Entries from a dataset:
---------------
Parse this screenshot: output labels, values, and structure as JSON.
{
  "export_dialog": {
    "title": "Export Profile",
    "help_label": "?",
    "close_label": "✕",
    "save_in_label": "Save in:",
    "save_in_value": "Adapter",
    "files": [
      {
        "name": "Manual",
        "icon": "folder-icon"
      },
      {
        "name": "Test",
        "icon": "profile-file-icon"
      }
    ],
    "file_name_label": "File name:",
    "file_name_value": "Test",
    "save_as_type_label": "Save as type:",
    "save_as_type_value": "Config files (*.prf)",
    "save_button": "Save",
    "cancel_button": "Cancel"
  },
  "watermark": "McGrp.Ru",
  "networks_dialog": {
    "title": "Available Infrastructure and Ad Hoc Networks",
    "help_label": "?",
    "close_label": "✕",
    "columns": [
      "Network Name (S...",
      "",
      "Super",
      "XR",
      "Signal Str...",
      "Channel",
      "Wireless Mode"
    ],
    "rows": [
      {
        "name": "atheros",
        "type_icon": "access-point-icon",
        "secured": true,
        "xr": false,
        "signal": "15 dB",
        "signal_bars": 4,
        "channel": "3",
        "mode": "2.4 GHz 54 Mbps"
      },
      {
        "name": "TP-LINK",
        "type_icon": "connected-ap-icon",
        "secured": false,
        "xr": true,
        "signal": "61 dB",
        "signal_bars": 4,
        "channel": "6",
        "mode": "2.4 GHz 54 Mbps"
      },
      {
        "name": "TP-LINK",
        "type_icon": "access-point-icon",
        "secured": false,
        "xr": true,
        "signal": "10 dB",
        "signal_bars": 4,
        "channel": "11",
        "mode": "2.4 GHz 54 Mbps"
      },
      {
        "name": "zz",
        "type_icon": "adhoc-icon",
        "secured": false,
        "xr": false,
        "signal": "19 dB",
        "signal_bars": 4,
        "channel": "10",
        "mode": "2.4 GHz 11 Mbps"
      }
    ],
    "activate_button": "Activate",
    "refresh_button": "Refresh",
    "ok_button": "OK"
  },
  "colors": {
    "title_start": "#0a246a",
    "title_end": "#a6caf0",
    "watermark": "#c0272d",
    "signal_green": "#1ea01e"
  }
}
---------------
* [Request] Write every record out again, unaltered.

* [Final result]
Parse this screenshot: output labels, values, and structure as JSON.
{
  "export_dialog": {
    "title": "Export Profile",
    "help_label": "?",
    "close_label": "✕",
    "save_in_label": "Save in:",
    "save_in_value": "Adapter",
    "files": [
      {
        "name": "Manual",
        "icon": "folder-icon"
      },
      {
        "name": "Test",
        "icon": "profile-file-icon"
      }
    ],
    "file_name_label": "File name:",
    "file_name_value": "Test",
    "save_as_type_label": "Save as type:",
    "save_as_type_value": "Config files (*.prf)",
    "save_button": "Save",
    "cancel_button": "Cancel"
  },
  "watermark": "McGrp.Ru",
  "networks_dialog": {
    "title": "Available Infrastructure and Ad Hoc Networks",
    "help_label": "?",
    "close_label": "✕",
    "columns": [
      "Network Name (S...",
      "",
      "Super",
      "XR",
      "Signal Str...",
      "Channel",
      "Wireless Mode"
    ],
    "rows": [
      {
        "name": "atheros",
        "type_icon": "access-point-icon",
        "secured": true,
        "xr": false,
        "signal": "15 dB",
        "signal_bars": 4,
        "channel": "3",
        "mode": "2.4 GHz 54 Mbps"
      },
      {
        "name": "TP-LINK",
        "type_icon": "connected-ap-icon",
        "secured": false,
        "xr": true,
        "signal": "61 dB",
        "signal_bars": 4,
        "channel": "6",
        "mode": "2.4 GHz 54 Mbps"
      },
      {
        "name": "TP-LINK",
        "type_icon": "access-point-icon",
        "secured": false,
        "xr": true,
        "signal": "10 dB",
        "signal_bars": 4,
        "channel": "11",
        "mode": "2.4 GHz 54 Mbps"
      },
      {
        "name": "zz",
        "type_icon": "adhoc-icon",
        "secured": false,
        "xr": false,
        "signal": "19 dB",
        "signal_bars": 4,
        "channel": "10",
        "mode": "2.4 GHz 11 Mbps"
      }
    ],
    "activate_button": "Activate",
    "refresh_button": "Refresh",
    "ok_button": "OK"
  },
  "colors": {
    "title_start": "#0a246a",
    "title_end": "#a6caf0",
    "watermark": "#c0272d",
    "signal_green": "#1ea01e"
  }
}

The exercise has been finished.